→ GOAL OF THE EXERCISE: Update the items from the line containing "color-scale-cell [379,670,398,690]" down through the line containing "place-label-miranda-2[interactable]: de Ebro" by replacing "contour-line" with "isoline", and give those lines again with nothing else changed.

→ MATERIAL SHOWN:
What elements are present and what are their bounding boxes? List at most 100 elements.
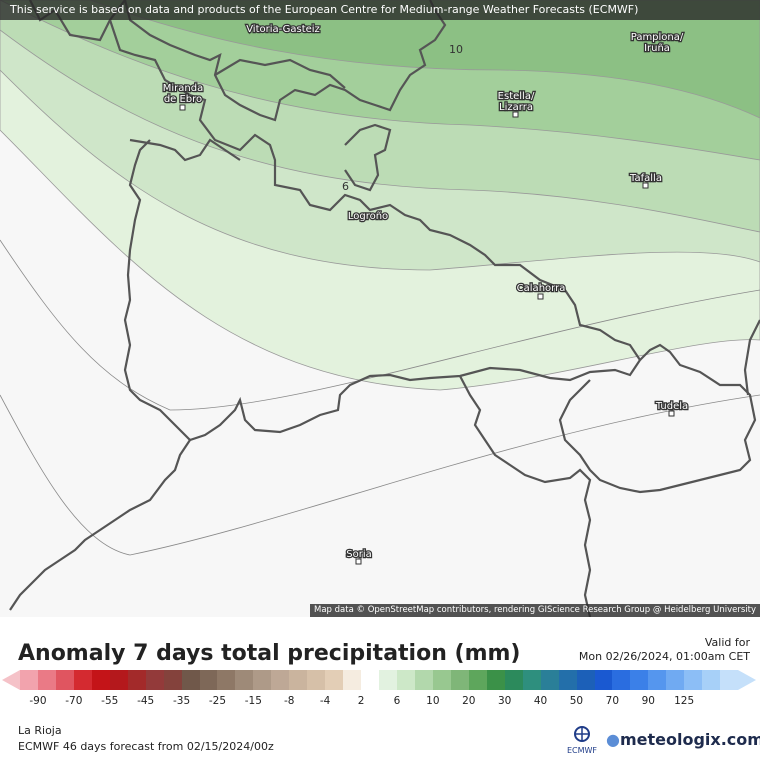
color-scale-cell [379,670,398,690]
color-scale-cell [109,670,128,690]
place-label-tudela[interactable]: Tudela [654,400,690,414]
color-scale-cell [630,670,649,690]
legend-title: Anomaly 7 days total precipitation (mm) [18,641,521,666]
color-scale-cell [414,670,433,690]
alava-border [123,0,447,122]
color-scale-cell [20,670,38,690]
color-scale-cell [361,670,380,690]
place-marker-tudela [668,410,675,417]
place-label-vitoria[interactable]: Vitoria-Gasteiz [245,23,321,37]
color-scale-cell [37,670,56,690]
scale-tick-label: -35 [172,695,191,707]
ecmwf-logo-icon[interactable]: ECMWF [563,725,601,755]
color-scale-cell [343,670,362,690]
map-canvas[interactable]: Vitoria-Gasteiz Pamplona/ Iruña Miranda … [0,0,760,617]
scale-tick-label: -4 [319,695,331,707]
place-label-tafalla[interactable]: Tafalla [628,172,664,186]
color-scale-cell [702,670,721,690]
navarra-south-border [558,343,757,494]
color-scale-cell [145,670,164,690]
scale-tick-label: 125 [674,695,695,707]
valid-date: Mon 02/26/2024, 01:00am CET [578,650,750,663]
color-scale-cell [468,670,487,690]
legend-panel: Anomaly 7 days total precipitation (mm) … [0,617,760,760]
color-scale-cell [181,670,200,690]
valid-label: Valid for [704,636,750,649]
contour-line [0,239,760,411]
ecmwf-notice: This service is based on data and produc… [0,0,760,20]
color-scale-cell [486,670,505,690]
place-label-pamplona-2[interactable]: Iruña [643,42,671,56]
contour-line [0,394,760,556]
place-label-miranda-2[interactable]: de Ebro [163,93,204,107]
color-scale-cell [594,670,613,690]
scale-tick-label: -25 [208,695,227,707]
scale-tick-label: 6 [393,695,401,707]
contour-label-10: 10 [449,43,463,56]
color-scale-cell [522,670,541,690]
place-label-estella[interactable]: Estella/ [496,90,536,104]
la-rioja-border [108,19,642,442]
place-label-logrono[interactable]: Logroño [347,210,390,224]
region-name: La Rioja [18,724,62,737]
color-scale-cell [648,670,667,690]
enclave-border [344,123,392,192]
trevino-border [214,58,346,89]
color-scale-cell [271,670,290,690]
color-scale-cell [307,670,326,690]
precipitation-map: Vitoria-Gasteiz Pamplona/ Iruña Miranda … [0,0,760,617]
brand-name: meteologix.com [619,730,760,749]
scale-tick-label: -8 [284,695,295,707]
scale-tick-label: 40 [533,695,548,707]
meteologix-logo[interactable]: ●meteologix.com [606,730,760,749]
scale-tick-label: 10 [426,695,440,707]
place-marker-miranda [179,104,186,111]
scale-tick-label: -90 [29,695,47,707]
color-scale-cell [684,670,703,690]
color-scale-cell [73,670,92,690]
color-scale-cell [163,670,182,690]
color-scale-cell [199,670,218,690]
place-label-estella-2[interactable]: Lizarra [498,101,535,115]
color-scale-cell [450,670,469,690]
color-scale-bar [20,670,739,690]
color-scale-cell [397,670,415,690]
color-scale-cell [91,670,110,690]
scale-tick-label: 30 [497,695,512,707]
place-label-calahorra[interactable]: Calahorra [515,282,566,296]
scale-left-arrow-icon [2,670,20,690]
color-scale-cell [540,670,559,690]
scale-tick-label: 20 [462,695,476,707]
color-scale-cell [432,670,451,690]
place-marker-tafalla [642,182,649,189]
scale-tick-label: 2 [357,695,365,707]
color-scale-cell [55,670,74,690]
east-border [743,319,760,396]
aragon-border [459,375,592,617]
contour-label-6: 6 [342,180,349,193]
color-scale-cell [558,670,577,690]
color-scale-cell [612,670,631,690]
color-scale-cell [127,670,146,690]
scale-right-arrow-icon [738,670,756,690]
color-scale-cell [253,670,272,690]
color-scale-cell [289,670,308,690]
scale-tick-label: -45 [137,695,155,707]
anomaly-zone-12 [89,0,760,119]
border-segment [129,138,241,162]
scale-tick-label: -70 [65,695,83,707]
color-scale-cell [235,670,254,690]
color-scale-cell [217,670,236,690]
map-credits[interactable]: Map data © OpenStreetMap contributors, r… [310,604,760,617]
scale-tick-label: 70 [605,695,620,707]
color-scale-cell [576,670,595,690]
scale-tick-label: 50 [569,695,584,707]
place-label-soria[interactable]: Soria [345,548,373,562]
place-marker-soria [355,558,362,565]
place-label-miranda[interactable]: Miranda [161,82,204,96]
soria-west-border [9,439,191,611]
scale-tick-label: -15 [244,695,262,707]
scale-tick-label: -55 [101,695,119,707]
color-scale-cell [325,670,344,690]
place-label-pamplona[interactable]: Pamplona/ [629,31,685,45]
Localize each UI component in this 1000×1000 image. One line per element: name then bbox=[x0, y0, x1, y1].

→ EXPECTED ANSWER:
color-scale-cell [379,670,398,690]
color-scale-cell [109,670,128,690]
place-label-tudela[interactable]: Tudela [654,400,690,414]
color-scale-cell [630,670,649,690]
legend-title: Anomaly 7 days total precipitation (mm) [18,641,521,666]
color-scale-cell [414,670,433,690]
alava-border [123,0,447,122]
color-scale-cell [20,670,38,690]
color-scale-cell [361,670,380,690]
place-marker-tudela [668,410,675,417]
place-label-vitoria[interactable]: Vitoria-Gasteiz [245,23,321,37]
color-scale-cell [37,670,56,690]
scale-tick-label: -35 [172,695,191,707]
ecmwf-logo-icon[interactable]: ECMWF [563,725,601,755]
color-scale-cell [343,670,362,690]
map-canvas[interactable]: Vitoria-Gasteiz Pamplona/ Iruña Miranda … [0,0,760,617]
scale-tick-label: -4 [319,695,331,707]
place-label-tafalla[interactable]: Tafalla [628,172,664,186]
color-scale-cell [702,670,721,690]
navarra-south-border [558,343,757,494]
color-scale-cell [145,670,164,690]
scale-tick-label: 125 [674,695,695,707]
valid-date: Mon 02/26/2024, 01:00am CET [578,650,750,663]
color-scale-cell [468,670,487,690]
legend-panel: Anomaly 7 days total precipitation (mm) … [0,617,760,760]
color-scale-cell [181,670,200,690]
valid-label: Valid for [704,636,750,649]
isoline [0,239,760,411]
ecmwf-notice: This service is based on data and produc… [0,0,760,20]
color-scale-cell [486,670,505,690]
place-label-pamplona-2[interactable]: Iruña [643,42,671,56]
isoline [0,394,760,556]
place-label-miranda-2[interactable]: de Ebro [163,93,204,107]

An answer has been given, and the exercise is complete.